• _Your instructions_: Copy out each of the saved entries below, reproducing every line word for word with nothing changed.

Saved entries:

____

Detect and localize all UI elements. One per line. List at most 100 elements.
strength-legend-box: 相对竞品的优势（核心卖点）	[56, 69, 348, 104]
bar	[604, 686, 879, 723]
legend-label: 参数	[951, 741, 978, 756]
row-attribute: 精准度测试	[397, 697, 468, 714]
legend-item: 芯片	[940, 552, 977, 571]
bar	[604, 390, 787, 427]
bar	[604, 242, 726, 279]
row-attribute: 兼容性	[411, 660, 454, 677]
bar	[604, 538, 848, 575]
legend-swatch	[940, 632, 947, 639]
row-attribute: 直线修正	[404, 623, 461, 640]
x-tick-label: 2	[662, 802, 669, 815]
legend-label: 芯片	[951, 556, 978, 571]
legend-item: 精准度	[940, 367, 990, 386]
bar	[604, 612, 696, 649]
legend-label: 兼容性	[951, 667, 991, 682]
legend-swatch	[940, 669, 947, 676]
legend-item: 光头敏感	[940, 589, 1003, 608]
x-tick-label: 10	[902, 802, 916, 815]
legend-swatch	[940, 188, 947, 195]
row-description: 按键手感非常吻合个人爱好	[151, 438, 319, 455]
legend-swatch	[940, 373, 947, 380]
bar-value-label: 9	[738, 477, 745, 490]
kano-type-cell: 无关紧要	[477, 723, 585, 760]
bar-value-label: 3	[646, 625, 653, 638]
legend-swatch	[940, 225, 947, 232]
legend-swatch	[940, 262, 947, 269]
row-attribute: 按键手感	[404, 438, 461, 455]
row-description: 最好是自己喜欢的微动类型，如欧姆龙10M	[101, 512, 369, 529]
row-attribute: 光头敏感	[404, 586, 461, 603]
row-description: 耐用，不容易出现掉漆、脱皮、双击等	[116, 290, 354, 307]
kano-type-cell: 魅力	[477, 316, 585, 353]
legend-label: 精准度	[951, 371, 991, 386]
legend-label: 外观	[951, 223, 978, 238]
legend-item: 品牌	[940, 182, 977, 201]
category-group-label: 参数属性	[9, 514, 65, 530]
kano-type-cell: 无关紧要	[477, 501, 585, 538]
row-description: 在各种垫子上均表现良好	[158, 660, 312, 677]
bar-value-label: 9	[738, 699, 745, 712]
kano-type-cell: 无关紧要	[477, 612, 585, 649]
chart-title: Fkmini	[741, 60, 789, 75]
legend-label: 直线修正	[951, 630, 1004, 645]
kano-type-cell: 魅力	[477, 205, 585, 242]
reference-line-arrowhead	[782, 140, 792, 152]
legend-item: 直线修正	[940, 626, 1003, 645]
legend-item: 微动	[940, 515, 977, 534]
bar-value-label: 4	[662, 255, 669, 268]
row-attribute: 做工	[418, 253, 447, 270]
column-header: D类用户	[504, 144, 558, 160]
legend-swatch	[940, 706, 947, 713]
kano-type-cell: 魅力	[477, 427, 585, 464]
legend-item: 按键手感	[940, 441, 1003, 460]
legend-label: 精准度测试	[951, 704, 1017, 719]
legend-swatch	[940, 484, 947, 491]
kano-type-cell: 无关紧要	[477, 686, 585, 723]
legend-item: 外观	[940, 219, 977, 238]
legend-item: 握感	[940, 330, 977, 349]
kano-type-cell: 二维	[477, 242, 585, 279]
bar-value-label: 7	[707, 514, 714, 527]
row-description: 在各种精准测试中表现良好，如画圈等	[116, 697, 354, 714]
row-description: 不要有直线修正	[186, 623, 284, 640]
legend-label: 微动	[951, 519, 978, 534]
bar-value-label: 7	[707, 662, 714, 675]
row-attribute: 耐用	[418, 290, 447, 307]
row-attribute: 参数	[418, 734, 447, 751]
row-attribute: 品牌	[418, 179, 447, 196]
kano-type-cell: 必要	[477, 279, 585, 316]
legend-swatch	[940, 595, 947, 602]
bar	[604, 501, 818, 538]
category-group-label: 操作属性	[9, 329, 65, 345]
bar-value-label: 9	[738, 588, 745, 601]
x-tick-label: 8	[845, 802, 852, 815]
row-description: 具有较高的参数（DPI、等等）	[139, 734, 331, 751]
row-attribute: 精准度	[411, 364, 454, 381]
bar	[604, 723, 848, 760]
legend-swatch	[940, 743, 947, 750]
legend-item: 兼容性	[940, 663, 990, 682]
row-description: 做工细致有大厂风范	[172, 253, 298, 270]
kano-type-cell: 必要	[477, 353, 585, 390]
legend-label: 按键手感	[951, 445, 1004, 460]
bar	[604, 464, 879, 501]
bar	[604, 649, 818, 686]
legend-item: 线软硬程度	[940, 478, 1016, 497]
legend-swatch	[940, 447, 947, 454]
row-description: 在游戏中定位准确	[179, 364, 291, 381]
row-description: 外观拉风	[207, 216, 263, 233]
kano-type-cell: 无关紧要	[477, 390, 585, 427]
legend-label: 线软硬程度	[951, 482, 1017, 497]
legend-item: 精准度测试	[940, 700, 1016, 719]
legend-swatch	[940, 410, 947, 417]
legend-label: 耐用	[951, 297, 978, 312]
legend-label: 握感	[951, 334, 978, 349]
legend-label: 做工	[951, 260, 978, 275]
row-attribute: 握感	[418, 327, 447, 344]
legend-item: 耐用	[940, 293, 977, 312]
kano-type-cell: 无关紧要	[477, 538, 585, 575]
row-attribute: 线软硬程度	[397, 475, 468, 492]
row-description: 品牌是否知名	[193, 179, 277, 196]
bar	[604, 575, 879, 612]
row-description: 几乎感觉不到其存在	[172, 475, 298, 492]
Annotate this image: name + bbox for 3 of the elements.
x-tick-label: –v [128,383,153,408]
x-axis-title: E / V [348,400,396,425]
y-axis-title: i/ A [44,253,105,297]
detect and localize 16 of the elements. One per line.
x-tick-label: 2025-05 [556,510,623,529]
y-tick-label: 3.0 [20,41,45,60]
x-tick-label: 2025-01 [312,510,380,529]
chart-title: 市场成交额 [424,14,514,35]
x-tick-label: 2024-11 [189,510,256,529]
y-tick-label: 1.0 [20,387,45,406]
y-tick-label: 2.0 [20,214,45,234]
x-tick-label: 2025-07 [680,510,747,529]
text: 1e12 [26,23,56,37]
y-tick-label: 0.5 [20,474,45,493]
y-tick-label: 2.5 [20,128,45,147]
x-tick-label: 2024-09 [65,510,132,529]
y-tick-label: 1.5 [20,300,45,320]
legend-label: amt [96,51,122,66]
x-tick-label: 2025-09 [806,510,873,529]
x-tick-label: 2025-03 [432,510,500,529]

____

• _Written response_:
Detect and localize all UI elements. One per line. List at most 100 elements.
strength-legend-box: 相对竞品的优势（核心卖点）	[56, 69, 348, 104]
bar	[604, 686, 879, 723]
legend-label: 参数	[951, 741, 978, 756]
row-attribute: 精准度测试	[397, 697, 468, 714]
legend-item: 芯片	[940, 552, 977, 571]
bar	[604, 390, 787, 427]
bar	[604, 242, 726, 279]
row-attribute: 兼容性	[411, 660, 454, 677]
bar	[604, 538, 848, 575]
legend-swatch	[940, 632, 947, 639]
row-attribute: 直线修正	[404, 623, 461, 640]
x-tick-label: 2	[662, 802, 669, 815]
legend-label: 芯片	[951, 556, 978, 571]
legend-item: 精准度	[940, 367, 990, 386]
bar	[604, 612, 696, 649]
legend-label: 兼容性	[951, 667, 991, 682]
legend-swatch	[940, 669, 947, 676]
legend-item: 光头敏感	[940, 589, 1003, 608]
x-tick-label: 10	[902, 802, 916, 815]
legend-swatch	[940, 188, 947, 195]
row-description: 按键手感非常吻合个人爱好	[151, 438, 319, 455]
legend-swatch	[940, 373, 947, 380]
bar-value-label: 9	[738, 477, 745, 490]
kano-type-cell: 无关紧要	[477, 723, 585, 760]
bar-value-label: 3	[646, 625, 653, 638]
legend-swatch	[940, 225, 947, 232]
legend-swatch	[940, 262, 947, 269]
row-attribute: 按键手感	[404, 438, 461, 455]
row-description: 最好是自己喜欢的微动类型，如欧姆龙10M	[101, 512, 369, 529]
row-attribute: 光头敏感	[404, 586, 461, 603]
row-description: 耐用，不容易出现掉漆、脱皮、双击等	[116, 290, 354, 307]
kano-type-cell: 魅力	[477, 316, 585, 353]
legend-label: 精准度	[951, 371, 991, 386]
legend-label: 外观	[951, 223, 978, 238]
legend-item: 品牌	[940, 182, 977, 201]
category-group-label: 参数属性	[9, 514, 65, 530]
kano-type-cell: 无关紧要	[477, 501, 585, 538]
row-description: 在各种垫子上均表现良好	[158, 660, 312, 677]
bar-value-label: 9	[738, 699, 745, 712]
kano-type-cell: 无关紧要	[477, 612, 585, 649]
chart-title: Fkmini	[741, 60, 789, 75]
legend-label: 直线修正	[951, 630, 1004, 645]
kano-type-cell: 魅力	[477, 205, 585, 242]
reference-line-arrowhead	[782, 140, 792, 152]
legend-item: 直线修正	[940, 626, 1003, 645]
legend-item: 微动	[940, 515, 977, 534]
bar-value-label: 4	[662, 255, 669, 268]
row-attribute: 做工	[418, 253, 447, 270]
column-header: D类用户	[504, 144, 558, 160]
legend-swatch	[940, 706, 947, 713]
kano-type-cell: 魅力	[477, 427, 585, 464]
legend-item: 按键手感	[940, 441, 1003, 460]
legend-label: 精准度测试	[951, 704, 1017, 719]
legend-swatch	[940, 484, 947, 491]
kano-type-cell: 无关紧要	[477, 686, 585, 723]
legend-item: 外观	[940, 219, 977, 238]
legend-item: 握感	[940, 330, 977, 349]
kano-type-cell: 二维	[477, 242, 585, 279]
bar-value-label: 7	[707, 514, 714, 527]
row-description: 在各种精准测试中表现良好，如画圈等	[116, 697, 354, 714]
row-description: 不要有直线修正	[186, 623, 284, 640]
legend-label: 微动	[951, 519, 978, 534]
bar-value-label: 7	[707, 662, 714, 675]
row-attribute: 耐用	[418, 290, 447, 307]
row-attribute: 参数	[418, 734, 447, 751]
row-attribute: 品牌	[418, 179, 447, 196]
kano-type-cell: 必要	[477, 279, 585, 316]
legend-swatch	[940, 595, 947, 602]
bar	[604, 501, 818, 538]
category-group-label: 操作属性	[9, 329, 65, 345]
bar-value-label: 9	[738, 588, 745, 601]
x-tick-label: 8	[845, 802, 852, 815]
row-description: 具有较高的参数（DPI、等等）	[139, 734, 331, 751]
row-attribute: 精准度	[411, 364, 454, 381]
bar	[604, 723, 848, 760]
legend-swatch	[940, 743, 947, 750]
legend-item: 兼容性	[940, 663, 990, 682]
row-description: 做工细致有大厂风范	[172, 253, 298, 270]
kano-type-cell: 必要	[477, 353, 585, 390]
legend-label: 按键手感	[951, 445, 1004, 460]
bar	[604, 464, 879, 501]
bar	[604, 649, 818, 686]
legend-item: 线软硬程度	[940, 478, 1016, 497]
legend-swatch	[940, 447, 947, 454]
row-description: 在游戏中定位准确	[179, 364, 291, 381]
row-description: 外观拉风	[207, 216, 263, 233]
kano-type-cell: 无关紧要	[477, 390, 585, 427]
legend-label: 线软硬程度	[951, 482, 1017, 497]
legend-item: 精准度测试	[940, 700, 1016, 719]
legend-swatch	[940, 410, 947, 417]
legend-label: 耐用	[951, 297, 978, 312]
legend-label: 握感	[951, 334, 978, 349]
legend-label: 做工	[951, 260, 978, 275]
row-attribute: 握感	[418, 327, 447, 344]
legend-item: 耐用	[940, 293, 977, 312]
kano-type-cell: 无关紧要	[477, 538, 585, 575]
row-attribute: 线软硬程度	[397, 475, 468, 492]
row-description: 品牌是否知名	[193, 179, 277, 196]
bar	[604, 575, 879, 612]
row-description: 几乎感觉不到其存在	[172, 475, 298, 492]
Annotate this image: name + bbox for 3 of the elements.
x-tick-label: –v [128,383,153,408]
x-axis-title: E / V [348,400,396,425]
y-axis-title: i/ A [44,253,105,297]
detect and localize 16 of the elements. One per line.
x-tick-label: 2025-05 [556,510,623,529]
y-tick-label: 3.0 [20,41,45,60]
x-tick-label: 2025-01 [312,510,380,529]
chart-title: 市场成交额 [424,14,514,35]
x-tick-label: 2024-11 [189,510,256,529]
y-tick-label: 1.0 [20,387,45,406]
y-tick-label: 2.0 [20,214,45,234]
x-tick-label: 2025-07 [680,510,747,529]
text: 1e12 [26,23,56,37]
y-tick-label: 0.5 [20,474,45,493]
y-tick-label: 2.5 [20,128,45,147]
x-tick-label: 2024-09 [65,510,132,529]
y-tick-label: 1.5 [20,300,45,320]
legend-label: amt [96,51,122,66]
x-tick-label: 2025-09 [806,510,873,529]
x-tick-label: 2025-03 [432,510,500,529]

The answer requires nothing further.